**Exercise description**.
Carry none of the pictures over; set down the material below exactly.

**Data supplied**.
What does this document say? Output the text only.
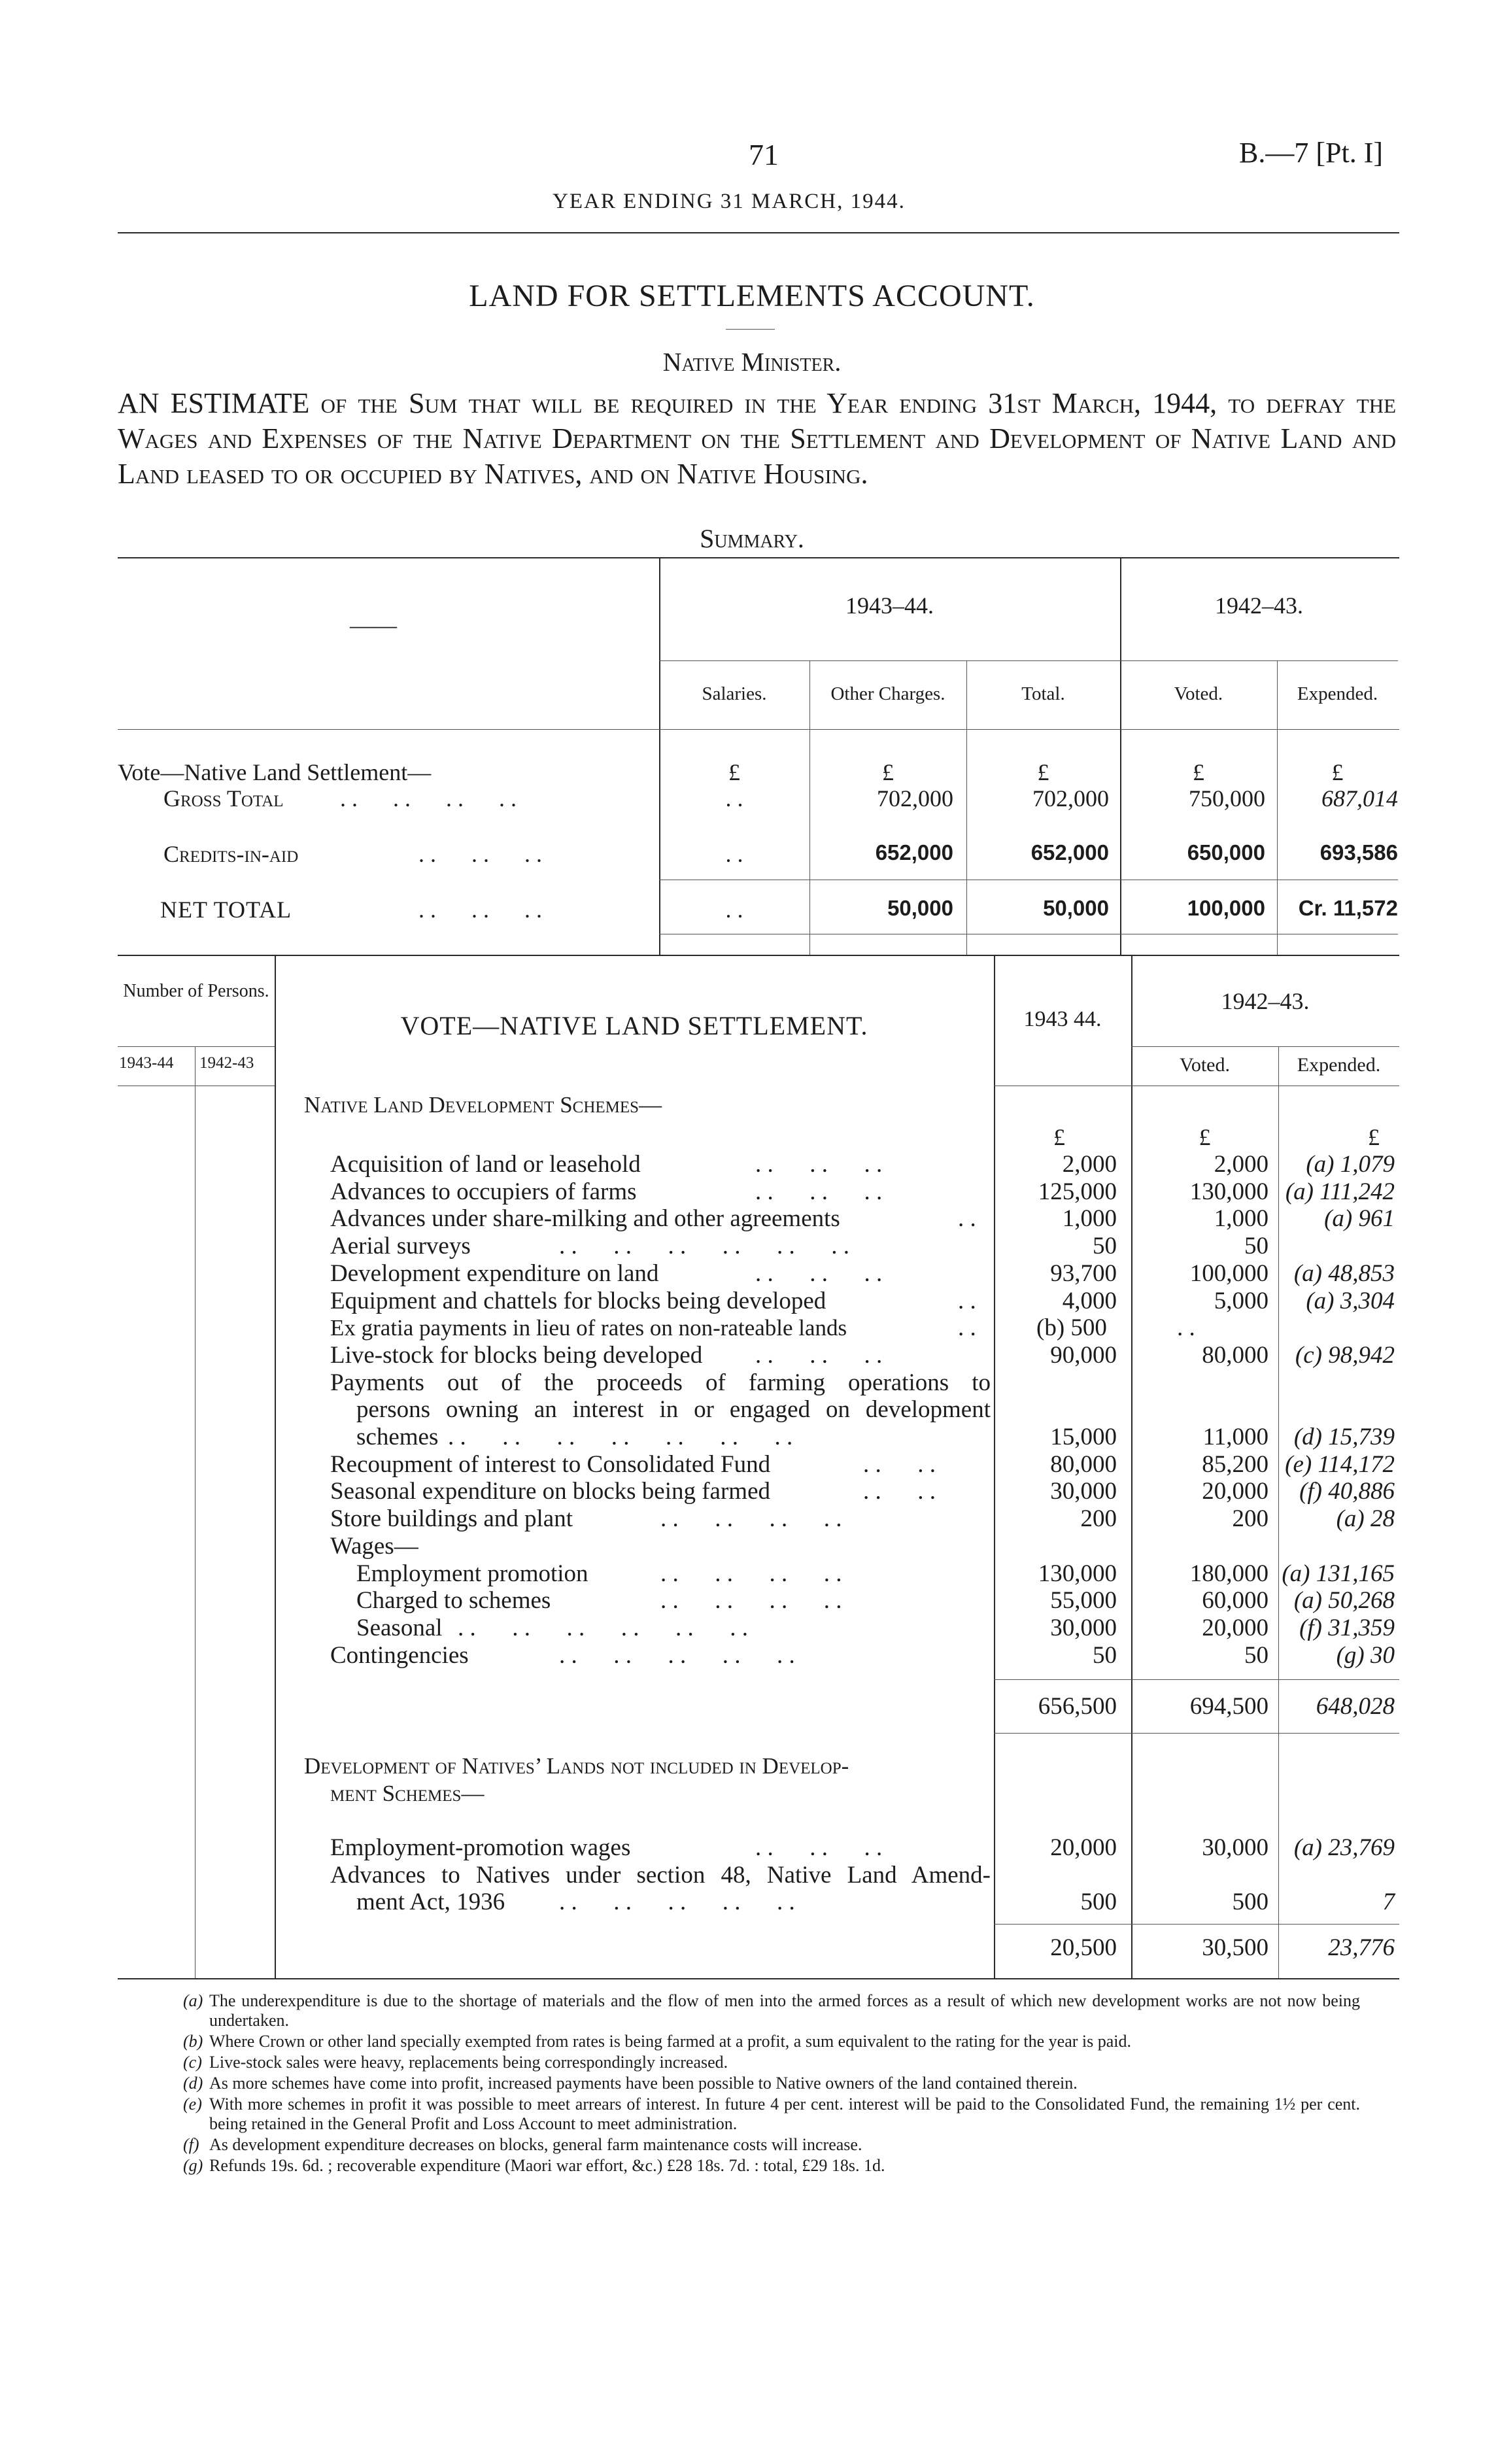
71	B.—7 [Pt. I]
YEAR ENDING 31 MARCH, 1944.
LAND FOR SETTLEMENTS ACCOUNT.
Native Minister.
AN ESTIMATE of the Sum that will be required in the Year ending 31st March, 1944, to defray the Wages and Expenses of the Native Department on the Settlement and Development of Native Land and Land leased to or occupied by Natives, and on Native Housing.
Summary.
——
1943–44.	1942–43.
Salaries.	Other Charges.	Total.	Voted.	Expended.
£	£	£	£	£
Vote—Native Land Settlement—
Gross Total . .      . .      . .      . .	. .	702,000	702,000	750,000	687,014
Credits-in-aid	. .      . .      . .	. .	652,000	652,000	650,000	693,586
NET TOTAL	. .      . .      . .	. .	50,000	50,000	100,000	Cr. 11,572
Number of Persons.
1943-44 1942-43
VOTE—NATIVE LAND SETTLEMENT.	1943 44.
1942–43.
Voted.	Expended.
Native Land Development Schemes—
£	£	£
Acquisition of land or leasehold	. .      . .      . .	2,000	2,000	(a) 1,079
Advances to occupiers of farms	. .      . .      . .	125,000	130,000 (a) 111,242
Advances under share-milking and other agreements	. .	1,000	1,000	(a) 961
Aerial surveys	. .      . .      . .      . .      . .      . .	50	50
Development expenditure on land	. .      . .      . .	93,700	100,000	(a) 48,853
Equipment and chattels for blocks being developed	. .	4,000	5,000	(a) 3,304
Ex gratia payments in lieu of rates on non-rateable lands	. . (b) 500	. .
Live-stock for blocks being developed . .      . .      . .	90,000	80,000	(c) 98,942
Payments out of the proceeds of farming operations to
persons owning an interest in or engaged on development
schemes . .      . .      . .      . .      . .      . .      . .	15,000	11,000	(d) 15,739
Recoupment of interest to Consolidated Fund	. .      . .	80,000	85,200 (e) 114,172
Seasonal expenditure on blocks being farmed	. .      . .	30,000	20,000	(f) 40,886
Store buildings and plant	. .      . .      . .      . .	200	200	(a) 28
Wages—
Employment promotion	. .      . .      . .      . .	130,000	180,000 (a) 131,165
Charged to schemes	. .      . .      . .      . .	55,000	60,000	(a) 50,268
Seasonal . .      . .      . .      . .      . .      . .	30,000	20,000	(f) 31,359
Contingencies	. .      . .      . .      . .      . .	50	50	(g) 30
656,500	694,500	648,028
Development of Natives’ Lands not included in Develop-
ment Schemes—
Employment-promotion wages	. .      . .      . .	20,000	30,000	(a) 23,769
Advances to Natives under section 48, Native Land Amend-
ment Act, 1936 . .      . .      . .      . .      . .	500	500	7
20,500	30,500	23,776
(a) The underexpenditure is due to the shortage of materials and the flow of men into the armed forces as a result of which new development works are not now being undertaken.
(b) Where Crown or other land specially exempted from rates is being farmed at a profit, a sum equivalent to the rating for the year is paid.
(c) Live-stock sales were heavy, replacements being correspondingly increased.
(d) As more schemes have come into profit, increased payments have been possible to Native owners of the land contained therein.
(e) With more schemes in profit it was possible to meet arrears of interest. In future 4 per cent. interest will be paid to the Consolidated Fund, the remaining 1½ per cent. being retained in the General Profit and Loss Account to meet administration.
(f) As development expenditure decreases on blocks, general farm maintenance costs will increase.
(g) Refunds 19s. 6d. ; recoverable expenditure (Maori war effort, &c.) £28 18s. 7d. : total, £29 18s. 1d.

**Answer to the exercise**.
What does this document say? Output the text only.
71	B.—7 [Pt. I]
YEAR ENDING 31 MARCH, 1944.
LAND FOR SETTLEMENTS ACCOUNT.
Native Minister.
AN ESTIMATE of the Sum that will be required in the Year ending 31st March, 1944, to defray the Wages and Expenses of the Native Department on the Settlement and Development of Native Land and Land leased to or occupied by Natives, and on Native Housing.
Summary.
——
1943–44.	1942–43.
Salaries.	Other Charges.	Total.	Voted.	Expended.
£	£	£	£	£
Vote—Native Land Settlement—
Gross Total . .      . .      . .      . .	. .	702,000	702,000	750,000	687,014
Credits-in-aid	. .      . .      . .	. .	652,000	652,000	650,000	693,586
NET TOTAL	. .      . .      . .	. .	50,000	50,000	100,000	Cr. 11,572
Number of Persons.
1943-44 1942-43
VOTE—NATIVE LAND SETTLEMENT.	1943 44.
1942–43.
Voted.	Expended.
Native Land Development Schemes—
£	£	£
Acquisition of land or leasehold	. .      . .      . .	2,000	2,000	(a) 1,079
Advances to occupiers of farms	. .      . .      . .	125,000	130,000 (a) 111,242
Advances under share-milking and other agreements	. .	1,000	1,000	(a) 961
Aerial surveys	. .      . .      . .      . .      . .      . .	50	50
Development expenditure on land	. .      . .      . .	93,700	100,000	(a) 48,853
Equipment and chattels for blocks being developed	. .	4,000	5,000	(a) 3,304
Ex gratia payments in lieu of rates on non-rateable lands	. . (b) 500	. .
Live-stock for blocks being developed . .      . .      . .	90,000	80,000	(c) 98,942
Payments out of the proceeds of farming operations to
persons owning an interest in or engaged on development
schemes . .      . .      . .      . .      . .      . .      . .	15,000	11,000	(d) 15,739
Recoupment of interest to Consolidated Fund	. .      . .	80,000	85,200 (e) 114,172
Seasonal expenditure on blocks being farmed	. .      . .	30,000	20,000	(f) 40,886
Store buildings and plant	. .      . .      . .      . .	200	200	(a) 28
Wages—
Employment promotion	. .      . .      . .      . .	130,000	180,000 (a) 131,165
Charged to schemes	. .      . .      . .      . .	55,000	60,000	(a) 50,268
Seasonal . .      . .      . .      . .      . .      . .	30,000	20,000	(f) 31,359
Contingencies	. .      . .      . .      . .      . .	50	50	(g) 30
656,500	694,500	648,028
Development of Natives’ Lands not included in Develop-
ment Schemes—
Employment-promotion wages	. .      . .      . .	20,000	30,000	(a) 23,769
Advances to Natives under section 48, Native Land Amend-
ment Act, 1936 . .      . .      . .      . .      . .	500	500	7
20,500	30,500	23,776
(a) The underexpenditure is due to the shortage of materials and the flow of men into the armed forces as a result of which new development works are not now being undertaken.
(b) Where Crown or other land specially exempted from rates is being farmed at a profit, a sum equivalent to the rating for the year is paid.
(c) Live-stock sales were heavy, replacements being correspondingly increased.
(d) As more schemes have come into profit, increased payments have been possible to Native owners of the land contained therein.
(e) With more schemes in profit it was possible to meet arrears of interest. In future 4 per cent. interest will be paid to the Consolidated Fund, the remaining 1½ per cent. being retained in the General Profit and Loss Account to meet administration.
(f) As development expenditure decreases on blocks, general farm maintenance costs will increase.
(g) Refunds 19s. 6d. ; recoverable expenditure (Maori war effort, &c.) £28 18s. 7d. : total, £29 18s. 1d.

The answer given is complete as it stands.